** Start of Rows **

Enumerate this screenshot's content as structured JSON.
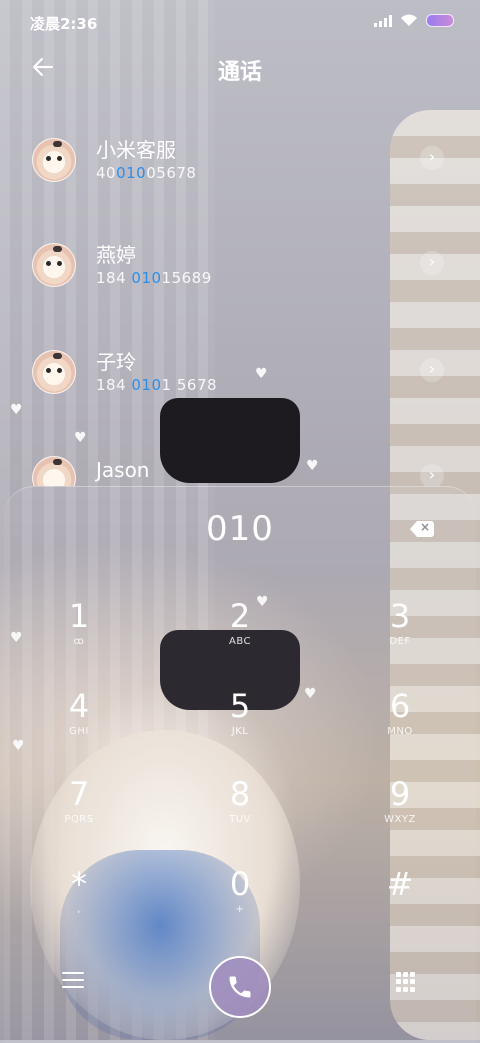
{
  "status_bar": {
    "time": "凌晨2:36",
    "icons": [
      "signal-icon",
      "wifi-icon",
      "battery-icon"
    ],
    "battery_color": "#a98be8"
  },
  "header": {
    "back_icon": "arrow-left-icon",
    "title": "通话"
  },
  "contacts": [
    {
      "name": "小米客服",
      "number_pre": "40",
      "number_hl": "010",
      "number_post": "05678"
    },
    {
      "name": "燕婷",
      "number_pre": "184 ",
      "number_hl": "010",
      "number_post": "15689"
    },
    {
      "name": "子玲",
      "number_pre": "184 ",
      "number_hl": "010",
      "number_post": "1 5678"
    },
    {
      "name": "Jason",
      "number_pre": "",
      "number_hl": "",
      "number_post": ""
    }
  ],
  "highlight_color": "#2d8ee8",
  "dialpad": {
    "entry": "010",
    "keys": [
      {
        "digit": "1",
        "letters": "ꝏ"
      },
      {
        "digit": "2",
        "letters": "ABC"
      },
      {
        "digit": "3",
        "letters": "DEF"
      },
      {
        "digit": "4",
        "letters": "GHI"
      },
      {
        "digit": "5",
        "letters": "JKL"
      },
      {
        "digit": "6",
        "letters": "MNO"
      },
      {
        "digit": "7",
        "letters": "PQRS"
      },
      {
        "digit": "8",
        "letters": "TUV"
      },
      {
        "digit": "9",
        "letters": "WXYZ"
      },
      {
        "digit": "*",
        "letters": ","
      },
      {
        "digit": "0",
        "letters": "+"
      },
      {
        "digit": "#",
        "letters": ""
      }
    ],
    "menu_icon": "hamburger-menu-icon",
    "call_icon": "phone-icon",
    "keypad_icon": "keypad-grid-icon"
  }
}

** End of Rows **

## Exercise instructions
Write out the data precisely as given, excluding the pictures.

## Answer to the problem
Enumerate this screenshot's content as structured JSON.
{
  "status_bar": {
    "time": "凌晨2:36",
    "icons": [
      "signal-icon",
      "wifi-icon",
      "battery-icon"
    ],
    "battery_color": "#a98be8"
  },
  "header": {
    "back_icon": "arrow-left-icon",
    "title": "通话"
  },
  "contacts": [
    {
      "name": "小米客服",
      "number_pre": "40",
      "number_hl": "010",
      "number_post": "05678"
    },
    {
      "name": "燕婷",
      "number_pre": "184 ",
      "number_hl": "010",
      "number_post": "15689"
    },
    {
      "name": "子玲",
      "number_pre": "184 ",
      "number_hl": "010",
      "number_post": "1 5678"
    },
    {
      "name": "Jason",
      "number_pre": "",
      "number_hl": "",
      "number_post": ""
    }
  ],
  "highlight_color": "#2d8ee8",
  "dialpad": {
    "entry": "010",
    "keys": [
      {
        "digit": "1",
        "letters": "ꝏ"
      },
      {
        "digit": "2",
        "letters": "ABC"
      },
      {
        "digit": "3",
        "letters": "DEF"
      },
      {
        "digit": "4",
        "letters": "GHI"
      },
      {
        "digit": "5",
        "letters": "JKL"
      },
      {
        "digit": "6",
        "letters": "MNO"
      },
      {
        "digit": "7",
        "letters": "PQRS"
      },
      {
        "digit": "8",
        "letters": "TUV"
      },
      {
        "digit": "9",
        "letters": "WXYZ"
      },
      {
        "digit": "*",
        "letters": ","
      },
      {
        "digit": "0",
        "letters": "+"
      },
      {
        "digit": "#",
        "letters": ""
      }
    ],
    "menu_icon": "hamburger-menu-icon",
    "call_icon": "phone-icon",
    "keypad_icon": "keypad-grid-icon"
  }
}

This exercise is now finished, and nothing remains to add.